- Opening Delimiter -

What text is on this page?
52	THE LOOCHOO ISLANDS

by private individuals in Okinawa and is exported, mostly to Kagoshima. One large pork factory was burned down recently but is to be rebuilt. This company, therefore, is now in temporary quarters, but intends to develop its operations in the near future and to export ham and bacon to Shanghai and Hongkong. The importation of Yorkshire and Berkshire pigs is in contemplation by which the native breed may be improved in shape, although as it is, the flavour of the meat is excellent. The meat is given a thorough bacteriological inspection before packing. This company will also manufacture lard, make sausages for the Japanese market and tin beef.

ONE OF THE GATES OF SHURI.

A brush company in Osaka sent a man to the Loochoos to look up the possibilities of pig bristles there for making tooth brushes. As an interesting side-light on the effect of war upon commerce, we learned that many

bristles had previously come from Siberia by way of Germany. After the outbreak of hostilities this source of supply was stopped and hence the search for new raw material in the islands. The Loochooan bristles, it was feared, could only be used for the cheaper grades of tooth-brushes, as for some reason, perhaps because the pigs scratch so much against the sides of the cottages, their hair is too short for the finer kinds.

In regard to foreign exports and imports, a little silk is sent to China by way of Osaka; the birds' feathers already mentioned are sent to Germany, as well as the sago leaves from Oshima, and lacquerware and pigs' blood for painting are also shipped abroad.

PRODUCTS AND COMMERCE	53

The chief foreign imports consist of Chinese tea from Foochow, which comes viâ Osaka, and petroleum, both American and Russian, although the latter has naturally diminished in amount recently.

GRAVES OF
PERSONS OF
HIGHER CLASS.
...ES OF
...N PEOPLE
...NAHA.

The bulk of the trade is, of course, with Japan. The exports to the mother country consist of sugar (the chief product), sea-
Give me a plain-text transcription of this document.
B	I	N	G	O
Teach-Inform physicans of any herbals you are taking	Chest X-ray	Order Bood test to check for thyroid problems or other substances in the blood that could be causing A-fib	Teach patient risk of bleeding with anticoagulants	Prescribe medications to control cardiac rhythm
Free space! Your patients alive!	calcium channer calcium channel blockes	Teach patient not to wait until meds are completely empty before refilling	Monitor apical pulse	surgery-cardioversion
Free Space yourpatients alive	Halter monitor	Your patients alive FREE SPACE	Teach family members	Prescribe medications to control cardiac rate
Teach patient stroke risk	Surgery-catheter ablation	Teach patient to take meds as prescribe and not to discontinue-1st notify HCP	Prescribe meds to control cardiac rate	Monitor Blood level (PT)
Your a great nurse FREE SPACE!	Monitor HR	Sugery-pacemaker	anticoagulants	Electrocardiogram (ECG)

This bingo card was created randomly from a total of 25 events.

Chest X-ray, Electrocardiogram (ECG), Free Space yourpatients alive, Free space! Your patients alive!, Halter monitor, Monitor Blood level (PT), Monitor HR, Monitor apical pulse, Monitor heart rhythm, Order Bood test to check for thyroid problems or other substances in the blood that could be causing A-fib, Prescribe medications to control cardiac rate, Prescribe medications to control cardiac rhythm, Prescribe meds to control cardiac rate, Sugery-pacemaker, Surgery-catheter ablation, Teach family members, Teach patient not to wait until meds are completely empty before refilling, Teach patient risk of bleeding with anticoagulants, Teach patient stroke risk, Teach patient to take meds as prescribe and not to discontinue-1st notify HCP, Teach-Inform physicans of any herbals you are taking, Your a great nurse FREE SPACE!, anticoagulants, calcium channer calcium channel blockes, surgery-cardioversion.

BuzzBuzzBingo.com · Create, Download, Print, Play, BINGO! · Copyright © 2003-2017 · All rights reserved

- Closing Delimiter -

Work required: Take every line from the records that holds "text" and copy it down.

Solution for this task:
What text is on this page?
Give me a plain-text transcription of this document.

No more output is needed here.